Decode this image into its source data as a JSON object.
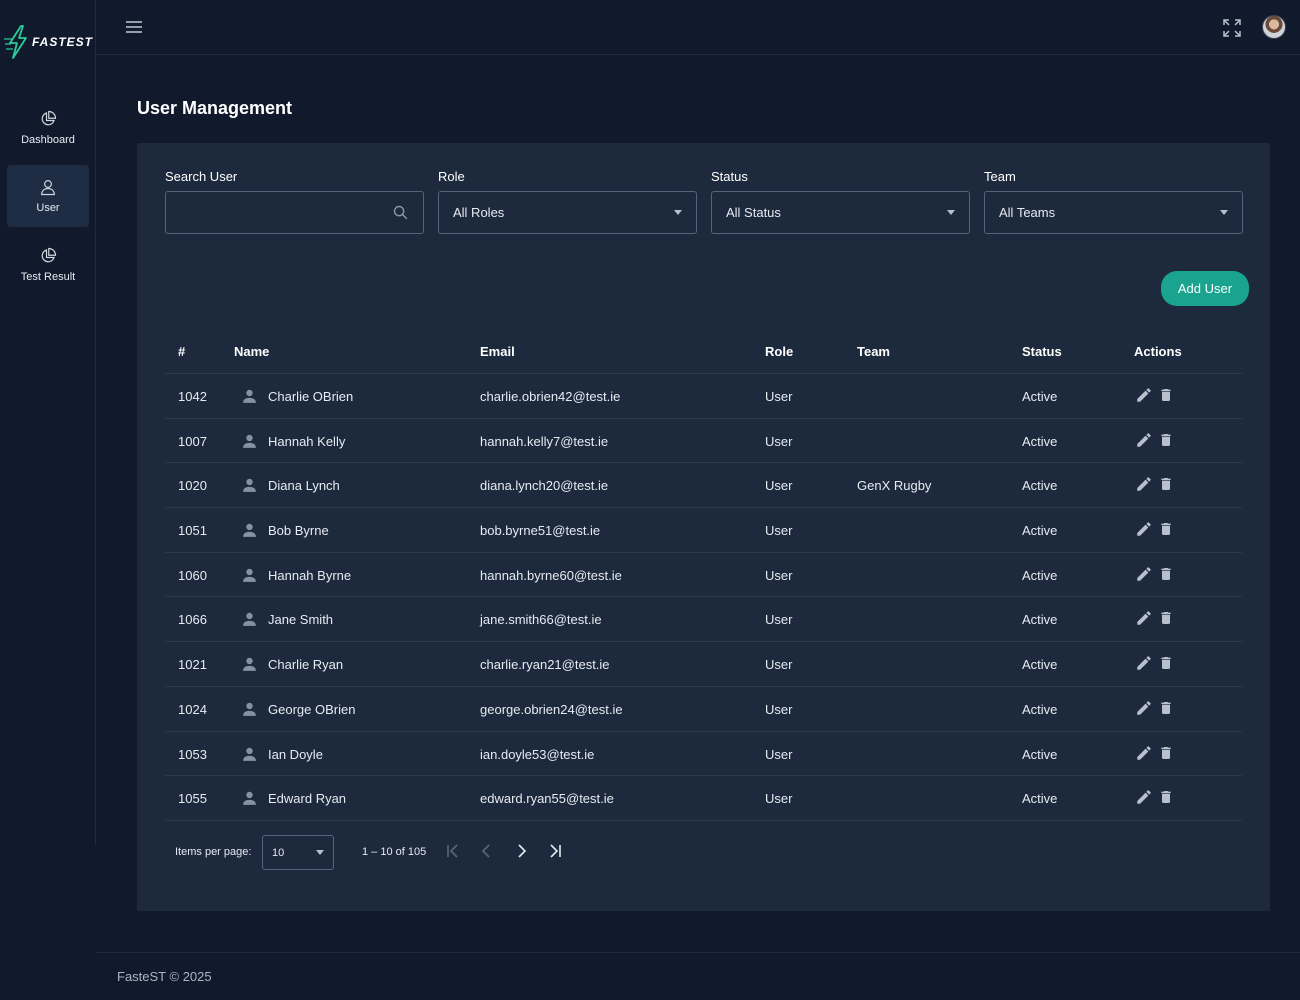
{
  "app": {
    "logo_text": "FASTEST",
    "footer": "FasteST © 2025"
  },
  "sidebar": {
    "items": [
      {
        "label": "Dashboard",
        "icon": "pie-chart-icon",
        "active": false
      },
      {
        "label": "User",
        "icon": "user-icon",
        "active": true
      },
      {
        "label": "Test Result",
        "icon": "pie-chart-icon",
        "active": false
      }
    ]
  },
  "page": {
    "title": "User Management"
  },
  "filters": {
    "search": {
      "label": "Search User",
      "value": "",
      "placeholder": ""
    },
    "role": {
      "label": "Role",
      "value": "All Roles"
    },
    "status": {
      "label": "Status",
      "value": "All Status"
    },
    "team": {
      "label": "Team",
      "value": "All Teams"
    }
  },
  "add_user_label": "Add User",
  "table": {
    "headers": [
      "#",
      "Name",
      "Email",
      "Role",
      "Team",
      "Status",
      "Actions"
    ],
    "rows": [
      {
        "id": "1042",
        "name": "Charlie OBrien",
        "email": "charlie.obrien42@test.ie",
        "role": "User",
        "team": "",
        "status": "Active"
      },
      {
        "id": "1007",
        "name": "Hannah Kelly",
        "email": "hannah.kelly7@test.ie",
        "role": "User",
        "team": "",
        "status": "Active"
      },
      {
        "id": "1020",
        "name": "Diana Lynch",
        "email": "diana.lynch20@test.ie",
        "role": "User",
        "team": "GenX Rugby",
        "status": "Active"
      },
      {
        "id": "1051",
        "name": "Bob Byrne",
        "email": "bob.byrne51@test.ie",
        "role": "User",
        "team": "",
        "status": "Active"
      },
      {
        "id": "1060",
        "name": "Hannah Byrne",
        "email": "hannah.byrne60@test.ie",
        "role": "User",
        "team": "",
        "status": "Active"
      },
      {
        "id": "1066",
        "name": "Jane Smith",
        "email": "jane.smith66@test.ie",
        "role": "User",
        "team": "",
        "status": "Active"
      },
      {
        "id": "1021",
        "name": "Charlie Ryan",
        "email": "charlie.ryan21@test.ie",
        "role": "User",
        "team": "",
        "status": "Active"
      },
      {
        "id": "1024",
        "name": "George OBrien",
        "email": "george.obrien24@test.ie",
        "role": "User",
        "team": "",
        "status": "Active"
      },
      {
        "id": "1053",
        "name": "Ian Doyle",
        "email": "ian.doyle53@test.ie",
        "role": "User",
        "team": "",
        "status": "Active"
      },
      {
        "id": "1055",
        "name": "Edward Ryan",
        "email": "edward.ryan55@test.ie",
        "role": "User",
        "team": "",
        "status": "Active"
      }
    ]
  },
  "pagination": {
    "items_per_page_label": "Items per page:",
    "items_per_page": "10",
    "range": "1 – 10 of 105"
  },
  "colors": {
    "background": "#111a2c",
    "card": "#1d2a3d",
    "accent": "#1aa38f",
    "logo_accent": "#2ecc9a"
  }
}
..............................
### Instructions to follow
Reproduce every line exactly and omit all pictures.

### Exercise solution
Decode this image into its source data as a JSON object.
{
  "app": {
    "logo_text": "FASTEST",
    "footer": "FasteST © 2025"
  },
  "sidebar": {
    "items": [
      {
        "label": "Dashboard",
        "icon": "pie-chart-icon",
        "active": false
      },
      {
        "label": "User",
        "icon": "user-icon",
        "active": true
      },
      {
        "label": "Test Result",
        "icon": "pie-chart-icon",
        "active": false
      }
    ]
  },
  "page": {
    "title": "User Management"
  },
  "filters": {
    "search": {
      "label": "Search User",
      "value": "",
      "placeholder": ""
    },
    "role": {
      "label": "Role",
      "value": "All Roles"
    },
    "status": {
      "label": "Status",
      "value": "All Status"
    },
    "team": {
      "label": "Team",
      "value": "All Teams"
    }
  },
  "add_user_label": "Add User",
  "table": {
    "headers": [
      "#",
      "Name",
      "Email",
      "Role",
      "Team",
      "Status",
      "Actions"
    ],
    "rows": [
      {
        "id": "1042",
        "name": "Charlie OBrien",
        "email": "charlie.obrien42@test.ie",
        "role": "User",
        "team": "",
        "status": "Active"
      },
      {
        "id": "1007",
        "name": "Hannah Kelly",
        "email": "hannah.kelly7@test.ie",
        "role": "User",
        "team": "",
        "status": "Active"
      },
      {
        "id": "1020",
        "name": "Diana Lynch",
        "email": "diana.lynch20@test.ie",
        "role": "User",
        "team": "GenX Rugby",
        "status": "Active"
      },
      {
        "id": "1051",
        "name": "Bob Byrne",
        "email": "bob.byrne51@test.ie",
        "role": "User",
        "team": "",
        "status": "Active"
      },
      {
        "id": "1060",
        "name": "Hannah Byrne",
        "email": "hannah.byrne60@test.ie",
        "role": "User",
        "team": "",
        "status": "Active"
      },
      {
        "id": "1066",
        "name": "Jane Smith",
        "email": "jane.smith66@test.ie",
        "role": "User",
        "team": "",
        "status": "Active"
      },
      {
        "id": "1021",
        "name": "Charlie Ryan",
        "email": "charlie.ryan21@test.ie",
        "role": "User",
        "team": "",
        "status": "Active"
      },
      {
        "id": "1024",
        "name": "George OBrien",
        "email": "george.obrien24@test.ie",
        "role": "User",
        "team": "",
        "status": "Active"
      },
      {
        "id": "1053",
        "name": "Ian Doyle",
        "email": "ian.doyle53@test.ie",
        "role": "User",
        "team": "",
        "status": "Active"
      },
      {
        "id": "1055",
        "name": "Edward Ryan",
        "email": "edward.ryan55@test.ie",
        "role": "User",
        "team": "",
        "status": "Active"
      }
    ]
  },
  "pagination": {
    "items_per_page_label": "Items per page:",
    "items_per_page": "10",
    "range": "1 – 10 of 105"
  },
  "colors": {
    "background": "#111a2c",
    "card": "#1d2a3d",
    "accent": "#1aa38f",
    "logo_accent": "#2ecc9a"
  }
}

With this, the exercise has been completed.